### Task description
All entries below need to be written out exactly, but without their pictures.

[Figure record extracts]

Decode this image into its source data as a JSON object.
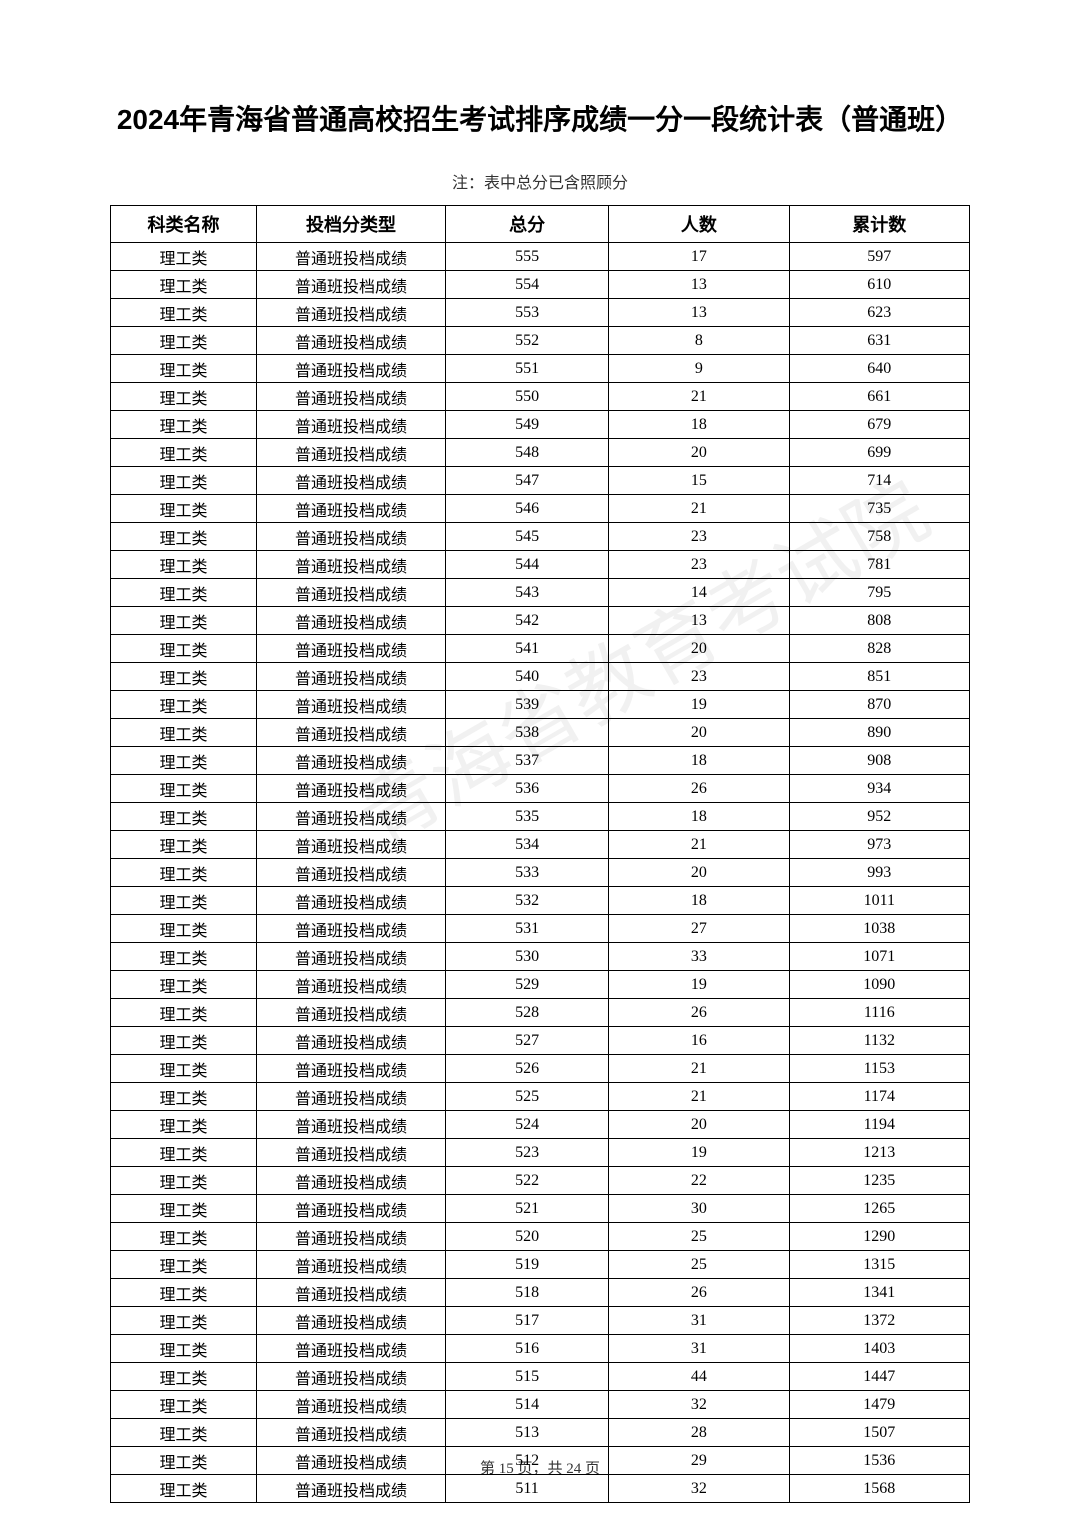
{
  "title": "2024年青海省普通高校招生考试排序成绩一分一段统计表（普通班）",
  "note": "注：表中总分已含照顾分",
  "watermark": "青海省教育考试院",
  "pageNumber": "第 15 页，共 24 页",
  "table": {
    "columns": [
      "科类名称",
      "投档分类型",
      "总分",
      "人数",
      "累计数"
    ],
    "rows": [
      [
        "理工类",
        "普通班投档成绩",
        "555",
        "17",
        "597"
      ],
      [
        "理工类",
        "普通班投档成绩",
        "554",
        "13",
        "610"
      ],
      [
        "理工类",
        "普通班投档成绩",
        "553",
        "13",
        "623"
      ],
      [
        "理工类",
        "普通班投档成绩",
        "552",
        "8",
        "631"
      ],
      [
        "理工类",
        "普通班投档成绩",
        "551",
        "9",
        "640"
      ],
      [
        "理工类",
        "普通班投档成绩",
        "550",
        "21",
        "661"
      ],
      [
        "理工类",
        "普通班投档成绩",
        "549",
        "18",
        "679"
      ],
      [
        "理工类",
        "普通班投档成绩",
        "548",
        "20",
        "699"
      ],
      [
        "理工类",
        "普通班投档成绩",
        "547",
        "15",
        "714"
      ],
      [
        "理工类",
        "普通班投档成绩",
        "546",
        "21",
        "735"
      ],
      [
        "理工类",
        "普通班投档成绩",
        "545",
        "23",
        "758"
      ],
      [
        "理工类",
        "普通班投档成绩",
        "544",
        "23",
        "781"
      ],
      [
        "理工类",
        "普通班投档成绩",
        "543",
        "14",
        "795"
      ],
      [
        "理工类",
        "普通班投档成绩",
        "542",
        "13",
        "808"
      ],
      [
        "理工类",
        "普通班投档成绩",
        "541",
        "20",
        "828"
      ],
      [
        "理工类",
        "普通班投档成绩",
        "540",
        "23",
        "851"
      ],
      [
        "理工类",
        "普通班投档成绩",
        "539",
        "19",
        "870"
      ],
      [
        "理工类",
        "普通班投档成绩",
        "538",
        "20",
        "890"
      ],
      [
        "理工类",
        "普通班投档成绩",
        "537",
        "18",
        "908"
      ],
      [
        "理工类",
        "普通班投档成绩",
        "536",
        "26",
        "934"
      ],
      [
        "理工类",
        "普通班投档成绩",
        "535",
        "18",
        "952"
      ],
      [
        "理工类",
        "普通班投档成绩",
        "534",
        "21",
        "973"
      ],
      [
        "理工类",
        "普通班投档成绩",
        "533",
        "20",
        "993"
      ],
      [
        "理工类",
        "普通班投档成绩",
        "532",
        "18",
        "1011"
      ],
      [
        "理工类",
        "普通班投档成绩",
        "531",
        "27",
        "1038"
      ],
      [
        "理工类",
        "普通班投档成绩",
        "530",
        "33",
        "1071"
      ],
      [
        "理工类",
        "普通班投档成绩",
        "529",
        "19",
        "1090"
      ],
      [
        "理工类",
        "普通班投档成绩",
        "528",
        "26",
        "1116"
      ],
      [
        "理工类",
        "普通班投档成绩",
        "527",
        "16",
        "1132"
      ],
      [
        "理工类",
        "普通班投档成绩",
        "526",
        "21",
        "1153"
      ],
      [
        "理工类",
        "普通班投档成绩",
        "525",
        "21",
        "1174"
      ],
      [
        "理工类",
        "普通班投档成绩",
        "524",
        "20",
        "1194"
      ],
      [
        "理工类",
        "普通班投档成绩",
        "523",
        "19",
        "1213"
      ],
      [
        "理工类",
        "普通班投档成绩",
        "522",
        "22",
        "1235"
      ],
      [
        "理工类",
        "普通班投档成绩",
        "521",
        "30",
        "1265"
      ],
      [
        "理工类",
        "普通班投档成绩",
        "520",
        "25",
        "1290"
      ],
      [
        "理工类",
        "普通班投档成绩",
        "519",
        "25",
        "1315"
      ],
      [
        "理工类",
        "普通班投档成绩",
        "518",
        "26",
        "1341"
      ],
      [
        "理工类",
        "普通班投档成绩",
        "517",
        "31",
        "1372"
      ],
      [
        "理工类",
        "普通班投档成绩",
        "516",
        "31",
        "1403"
      ],
      [
        "理工类",
        "普通班投档成绩",
        "515",
        "44",
        "1447"
      ],
      [
        "理工类",
        "普通班投档成绩",
        "514",
        "32",
        "1479"
      ],
      [
        "理工类",
        "普通班投档成绩",
        "513",
        "28",
        "1507"
      ],
      [
        "理工类",
        "普通班投档成绩",
        "512",
        "29",
        "1536"
      ],
      [
        "理工类",
        "普通班投档成绩",
        "511",
        "32",
        "1568"
      ]
    ],
    "header_fontsize": 18,
    "cell_fontsize": 16,
    "border_color": "#000000",
    "background_color": "#ffffff"
  }
}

### Answer in full
Decode this image into its source data as a JSON object.
{
  "title": "2024年青海省普通高校招生考试排序成绩一分一段统计表（普通班）",
  "note": "注：表中总分已含照顾分",
  "watermark": "青海省教育考试院",
  "pageNumber": "第 15 页，共 24 页",
  "table": {
    "columns": [
      "科类名称",
      "投档分类型",
      "总分",
      "人数",
      "累计数"
    ],
    "rows": [
      [
        "理工类",
        "普通班投档成绩",
        "555",
        "17",
        "597"
      ],
      [
        "理工类",
        "普通班投档成绩",
        "554",
        "13",
        "610"
      ],
      [
        "理工类",
        "普通班投档成绩",
        "553",
        "13",
        "623"
      ],
      [
        "理工类",
        "普通班投档成绩",
        "552",
        "8",
        "631"
      ],
      [
        "理工类",
        "普通班投档成绩",
        "551",
        "9",
        "640"
      ],
      [
        "理工类",
        "普通班投档成绩",
        "550",
        "21",
        "661"
      ],
      [
        "理工类",
        "普通班投档成绩",
        "549",
        "18",
        "679"
      ],
      [
        "理工类",
        "普通班投档成绩",
        "548",
        "20",
        "699"
      ],
      [
        "理工类",
        "普通班投档成绩",
        "547",
        "15",
        "714"
      ],
      [
        "理工类",
        "普通班投档成绩",
        "546",
        "21",
        "735"
      ],
      [
        "理工类",
        "普通班投档成绩",
        "545",
        "23",
        "758"
      ],
      [
        "理工类",
        "普通班投档成绩",
        "544",
        "23",
        "781"
      ],
      [
        "理工类",
        "普通班投档成绩",
        "543",
        "14",
        "795"
      ],
      [
        "理工类",
        "普通班投档成绩",
        "542",
        "13",
        "808"
      ],
      [
        "理工类",
        "普通班投档成绩",
        "541",
        "20",
        "828"
      ],
      [
        "理工类",
        "普通班投档成绩",
        "540",
        "23",
        "851"
      ],
      [
        "理工类",
        "普通班投档成绩",
        "539",
        "19",
        "870"
      ],
      [
        "理工类",
        "普通班投档成绩",
        "538",
        "20",
        "890"
      ],
      [
        "理工类",
        "普通班投档成绩",
        "537",
        "18",
        "908"
      ],
      [
        "理工类",
        "普通班投档成绩",
        "536",
        "26",
        "934"
      ],
      [
        "理工类",
        "普通班投档成绩",
        "535",
        "18",
        "952"
      ],
      [
        "理工类",
        "普通班投档成绩",
        "534",
        "21",
        "973"
      ],
      [
        "理工类",
        "普通班投档成绩",
        "533",
        "20",
        "993"
      ],
      [
        "理工类",
        "普通班投档成绩",
        "532",
        "18",
        "1011"
      ],
      [
        "理工类",
        "普通班投档成绩",
        "531",
        "27",
        "1038"
      ],
      [
        "理工类",
        "普通班投档成绩",
        "530",
        "33",
        "1071"
      ],
      [
        "理工类",
        "普通班投档成绩",
        "529",
        "19",
        "1090"
      ],
      [
        "理工类",
        "普通班投档成绩",
        "528",
        "26",
        "1116"
      ],
      [
        "理工类",
        "普通班投档成绩",
        "527",
        "16",
        "1132"
      ],
      [
        "理工类",
        "普通班投档成绩",
        "526",
        "21",
        "1153"
      ],
      [
        "理工类",
        "普通班投档成绩",
        "525",
        "21",
        "1174"
      ],
      [
        "理工类",
        "普通班投档成绩",
        "524",
        "20",
        "1194"
      ],
      [
        "理工类",
        "普通班投档成绩",
        "523",
        "19",
        "1213"
      ],
      [
        "理工类",
        "普通班投档成绩",
        "522",
        "22",
        "1235"
      ],
      [
        "理工类",
        "普通班投档成绩",
        "521",
        "30",
        "1265"
      ],
      [
        "理工类",
        "普通班投档成绩",
        "520",
        "25",
        "1290"
      ],
      [
        "理工类",
        "普通班投档成绩",
        "519",
        "25",
        "1315"
      ],
      [
        "理工类",
        "普通班投档成绩",
        "518",
        "26",
        "1341"
      ],
      [
        "理工类",
        "普通班投档成绩",
        "517",
        "31",
        "1372"
      ],
      [
        "理工类",
        "普通班投档成绩",
        "516",
        "31",
        "1403"
      ],
      [
        "理工类",
        "普通班投档成绩",
        "515",
        "44",
        "1447"
      ],
      [
        "理工类",
        "普通班投档成绩",
        "514",
        "32",
        "1479"
      ],
      [
        "理工类",
        "普通班投档成绩",
        "513",
        "28",
        "1507"
      ],
      [
        "理工类",
        "普通班投档成绩",
        "512",
        "29",
        "1536"
      ],
      [
        "理工类",
        "普通班投档成绩",
        "511",
        "32",
        "1568"
      ]
    ],
    "header_fontsize": 18,
    "cell_fontsize": 16,
    "border_color": "#000000",
    "background_color": "#ffffff"
  }
}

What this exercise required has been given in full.